• SHORT EXERCISE: Nothing other than the lines from the one containing "Read all visible content and emit it as JSON." through the close of the entries below should be printed, each exactly.

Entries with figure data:
>> start

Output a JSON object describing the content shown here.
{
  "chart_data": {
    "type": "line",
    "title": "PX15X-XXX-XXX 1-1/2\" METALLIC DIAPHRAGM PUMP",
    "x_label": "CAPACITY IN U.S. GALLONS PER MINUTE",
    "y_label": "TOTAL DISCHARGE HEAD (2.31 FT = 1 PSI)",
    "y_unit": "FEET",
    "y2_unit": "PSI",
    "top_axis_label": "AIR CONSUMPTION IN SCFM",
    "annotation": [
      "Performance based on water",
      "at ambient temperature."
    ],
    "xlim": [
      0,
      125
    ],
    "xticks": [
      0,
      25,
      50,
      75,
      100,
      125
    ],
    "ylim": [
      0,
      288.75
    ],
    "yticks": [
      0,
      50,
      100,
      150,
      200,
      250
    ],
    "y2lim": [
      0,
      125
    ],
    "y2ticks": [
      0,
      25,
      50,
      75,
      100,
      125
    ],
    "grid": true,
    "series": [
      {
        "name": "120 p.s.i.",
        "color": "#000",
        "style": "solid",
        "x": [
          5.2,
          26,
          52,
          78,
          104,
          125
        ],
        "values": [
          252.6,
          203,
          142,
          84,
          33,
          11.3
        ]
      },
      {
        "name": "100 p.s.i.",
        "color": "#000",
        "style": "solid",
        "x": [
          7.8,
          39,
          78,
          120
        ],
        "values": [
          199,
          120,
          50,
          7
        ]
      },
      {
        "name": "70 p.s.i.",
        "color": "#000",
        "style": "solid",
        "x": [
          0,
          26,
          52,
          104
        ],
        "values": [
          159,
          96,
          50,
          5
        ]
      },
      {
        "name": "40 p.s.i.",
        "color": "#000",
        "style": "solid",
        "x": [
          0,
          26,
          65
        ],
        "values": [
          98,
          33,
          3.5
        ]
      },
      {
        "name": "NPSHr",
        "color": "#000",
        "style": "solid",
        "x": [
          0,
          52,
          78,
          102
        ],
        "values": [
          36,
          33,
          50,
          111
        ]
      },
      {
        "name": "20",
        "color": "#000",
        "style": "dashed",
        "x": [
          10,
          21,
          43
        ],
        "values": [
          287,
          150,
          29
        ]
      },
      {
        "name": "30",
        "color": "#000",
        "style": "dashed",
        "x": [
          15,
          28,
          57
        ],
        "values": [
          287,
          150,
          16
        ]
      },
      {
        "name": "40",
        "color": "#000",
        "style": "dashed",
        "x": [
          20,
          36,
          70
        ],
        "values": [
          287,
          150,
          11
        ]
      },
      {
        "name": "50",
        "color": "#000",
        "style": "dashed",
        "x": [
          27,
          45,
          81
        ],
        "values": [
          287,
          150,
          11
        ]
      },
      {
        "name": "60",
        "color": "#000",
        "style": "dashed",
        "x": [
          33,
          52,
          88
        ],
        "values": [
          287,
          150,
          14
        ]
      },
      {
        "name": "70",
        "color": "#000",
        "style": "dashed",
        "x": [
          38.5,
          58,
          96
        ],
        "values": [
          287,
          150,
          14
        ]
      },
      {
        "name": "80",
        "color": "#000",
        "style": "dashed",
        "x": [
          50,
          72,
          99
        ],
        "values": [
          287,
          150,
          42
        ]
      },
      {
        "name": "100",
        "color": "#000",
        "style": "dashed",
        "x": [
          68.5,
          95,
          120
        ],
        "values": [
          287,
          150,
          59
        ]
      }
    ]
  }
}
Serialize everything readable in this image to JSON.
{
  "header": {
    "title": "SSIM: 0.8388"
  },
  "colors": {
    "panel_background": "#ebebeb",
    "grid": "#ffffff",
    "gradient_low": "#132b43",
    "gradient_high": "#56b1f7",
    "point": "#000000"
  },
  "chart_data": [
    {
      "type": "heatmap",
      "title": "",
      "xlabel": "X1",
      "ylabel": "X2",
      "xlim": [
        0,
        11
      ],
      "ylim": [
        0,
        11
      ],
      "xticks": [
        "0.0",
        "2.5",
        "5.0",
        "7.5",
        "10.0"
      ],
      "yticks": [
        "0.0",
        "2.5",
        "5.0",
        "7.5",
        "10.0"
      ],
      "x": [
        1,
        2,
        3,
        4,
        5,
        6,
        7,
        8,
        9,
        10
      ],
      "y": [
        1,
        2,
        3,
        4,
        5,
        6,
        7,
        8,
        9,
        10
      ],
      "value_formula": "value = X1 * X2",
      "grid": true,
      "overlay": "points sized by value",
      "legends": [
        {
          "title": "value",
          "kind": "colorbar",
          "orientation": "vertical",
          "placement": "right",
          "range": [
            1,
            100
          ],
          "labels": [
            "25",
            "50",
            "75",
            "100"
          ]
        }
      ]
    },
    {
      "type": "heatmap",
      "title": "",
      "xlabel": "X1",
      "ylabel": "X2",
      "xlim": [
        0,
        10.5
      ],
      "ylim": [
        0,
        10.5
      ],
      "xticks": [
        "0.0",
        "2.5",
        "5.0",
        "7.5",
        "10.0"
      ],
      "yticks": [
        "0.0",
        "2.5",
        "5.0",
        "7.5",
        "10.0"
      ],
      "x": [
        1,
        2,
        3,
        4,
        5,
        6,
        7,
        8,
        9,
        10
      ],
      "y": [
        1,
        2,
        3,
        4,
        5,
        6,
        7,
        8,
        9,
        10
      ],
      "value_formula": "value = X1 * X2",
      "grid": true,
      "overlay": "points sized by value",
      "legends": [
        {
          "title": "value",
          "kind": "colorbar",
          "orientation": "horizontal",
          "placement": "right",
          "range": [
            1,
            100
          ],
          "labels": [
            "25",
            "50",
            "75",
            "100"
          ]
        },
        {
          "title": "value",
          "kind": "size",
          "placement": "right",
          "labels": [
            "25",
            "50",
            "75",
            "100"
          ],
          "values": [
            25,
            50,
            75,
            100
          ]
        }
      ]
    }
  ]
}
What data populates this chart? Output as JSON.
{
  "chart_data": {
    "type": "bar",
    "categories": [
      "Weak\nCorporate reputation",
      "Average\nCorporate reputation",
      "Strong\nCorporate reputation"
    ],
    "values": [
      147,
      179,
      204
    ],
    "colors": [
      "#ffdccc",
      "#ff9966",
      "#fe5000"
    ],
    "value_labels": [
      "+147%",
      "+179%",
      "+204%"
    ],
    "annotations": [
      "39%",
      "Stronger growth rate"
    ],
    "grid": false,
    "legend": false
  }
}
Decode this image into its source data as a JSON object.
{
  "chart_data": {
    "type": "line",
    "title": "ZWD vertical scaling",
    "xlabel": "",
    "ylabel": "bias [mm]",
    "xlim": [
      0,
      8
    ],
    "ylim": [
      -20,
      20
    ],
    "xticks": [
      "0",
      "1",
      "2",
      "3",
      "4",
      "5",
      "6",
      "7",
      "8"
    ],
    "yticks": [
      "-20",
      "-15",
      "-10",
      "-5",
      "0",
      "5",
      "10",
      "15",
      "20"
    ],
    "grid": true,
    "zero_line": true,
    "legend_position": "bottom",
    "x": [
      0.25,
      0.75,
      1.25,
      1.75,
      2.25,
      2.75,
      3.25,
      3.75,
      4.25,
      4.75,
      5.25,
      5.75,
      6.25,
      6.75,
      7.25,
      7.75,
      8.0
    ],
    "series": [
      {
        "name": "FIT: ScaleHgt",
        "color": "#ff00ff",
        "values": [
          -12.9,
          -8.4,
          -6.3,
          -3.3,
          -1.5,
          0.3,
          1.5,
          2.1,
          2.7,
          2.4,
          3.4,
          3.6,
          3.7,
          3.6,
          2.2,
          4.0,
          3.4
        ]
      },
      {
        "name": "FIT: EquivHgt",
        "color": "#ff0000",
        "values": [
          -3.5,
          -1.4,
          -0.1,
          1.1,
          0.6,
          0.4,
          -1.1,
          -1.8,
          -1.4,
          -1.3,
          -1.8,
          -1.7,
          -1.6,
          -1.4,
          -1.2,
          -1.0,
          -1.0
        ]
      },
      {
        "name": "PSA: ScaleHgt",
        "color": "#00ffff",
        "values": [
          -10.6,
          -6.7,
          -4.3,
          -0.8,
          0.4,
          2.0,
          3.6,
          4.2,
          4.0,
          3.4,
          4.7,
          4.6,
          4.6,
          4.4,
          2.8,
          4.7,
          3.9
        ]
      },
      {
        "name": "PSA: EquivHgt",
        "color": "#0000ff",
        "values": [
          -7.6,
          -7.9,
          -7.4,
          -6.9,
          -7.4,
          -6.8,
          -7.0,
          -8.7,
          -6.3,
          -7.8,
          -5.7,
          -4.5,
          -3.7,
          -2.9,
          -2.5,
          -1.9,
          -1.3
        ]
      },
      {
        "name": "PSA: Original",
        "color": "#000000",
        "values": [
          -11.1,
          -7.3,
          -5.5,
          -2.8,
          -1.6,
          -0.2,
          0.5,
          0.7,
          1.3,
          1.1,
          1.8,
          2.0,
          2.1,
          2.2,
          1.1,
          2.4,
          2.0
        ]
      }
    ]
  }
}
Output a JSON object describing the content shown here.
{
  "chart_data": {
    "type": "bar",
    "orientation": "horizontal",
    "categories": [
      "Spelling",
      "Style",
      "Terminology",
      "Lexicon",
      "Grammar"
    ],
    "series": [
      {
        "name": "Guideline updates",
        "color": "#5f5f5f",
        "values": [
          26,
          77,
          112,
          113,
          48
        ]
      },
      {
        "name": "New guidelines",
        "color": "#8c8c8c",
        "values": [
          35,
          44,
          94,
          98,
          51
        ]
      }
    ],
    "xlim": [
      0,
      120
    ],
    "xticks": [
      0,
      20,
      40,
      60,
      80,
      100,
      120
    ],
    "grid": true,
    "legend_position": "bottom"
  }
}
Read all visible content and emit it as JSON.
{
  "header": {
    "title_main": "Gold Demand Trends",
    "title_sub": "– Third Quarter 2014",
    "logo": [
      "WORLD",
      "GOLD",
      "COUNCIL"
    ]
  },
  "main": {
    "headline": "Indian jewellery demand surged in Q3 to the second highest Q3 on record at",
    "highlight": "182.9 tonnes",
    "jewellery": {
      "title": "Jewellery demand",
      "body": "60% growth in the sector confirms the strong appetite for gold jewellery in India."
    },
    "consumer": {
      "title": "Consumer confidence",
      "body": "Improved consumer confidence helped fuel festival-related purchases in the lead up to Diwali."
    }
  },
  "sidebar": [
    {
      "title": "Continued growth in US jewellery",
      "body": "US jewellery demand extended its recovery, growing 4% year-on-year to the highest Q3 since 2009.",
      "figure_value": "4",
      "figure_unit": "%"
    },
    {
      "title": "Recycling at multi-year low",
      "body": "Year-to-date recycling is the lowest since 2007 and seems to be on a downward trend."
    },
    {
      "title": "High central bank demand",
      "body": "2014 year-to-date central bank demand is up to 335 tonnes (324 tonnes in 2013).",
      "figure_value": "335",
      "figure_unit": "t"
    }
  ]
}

>> end

• ANSWER FOR THIS EXERCISE:
Read all visible content and emit it as JSON.
{
  "header": {
    "title_main": "Gold Demand Trends",
    "title_sub": "– Third Quarter 2014",
    "logo": [
      "WORLD",
      "GOLD",
      "COUNCIL"
    ]
  },
  "main": {
    "headline": "Indian jewellery demand surged in Q3 to the second highest Q3 on record at",
    "highlight": "182.9 tonnes",
    "jewellery": {
      "title": "Jewellery demand",
      "body": "60% growth in the sector confirms the strong appetite for gold jewellery in India."
    },
    "consumer": {
      "title": "Consumer confidence",
      "body": "Improved consumer confidence helped fuel festival-related purchases in the lead up to Diwali."
    }
  },
  "sidebar": [
    {
      "title": "Continued growth in US jewellery",
      "body": "US jewellery demand extended its recovery, growing 4% year-on-year to the highest Q3 since 2009.",
      "figure_value": "4",
      "figure_unit": "%"
    },
    {
      "title": "Recycling at multi-year low",
      "body": "Year-to-date recycling is the lowest since 2007 and seems to be on a downward trend."
    },
    {
      "title": "High central bank demand",
      "body": "2014 year-to-date central bank demand is up to 335 tonnes (324 tonnes in 2013).",
      "figure_value": "335",
      "figure_unit": "t"
    }
  ]
}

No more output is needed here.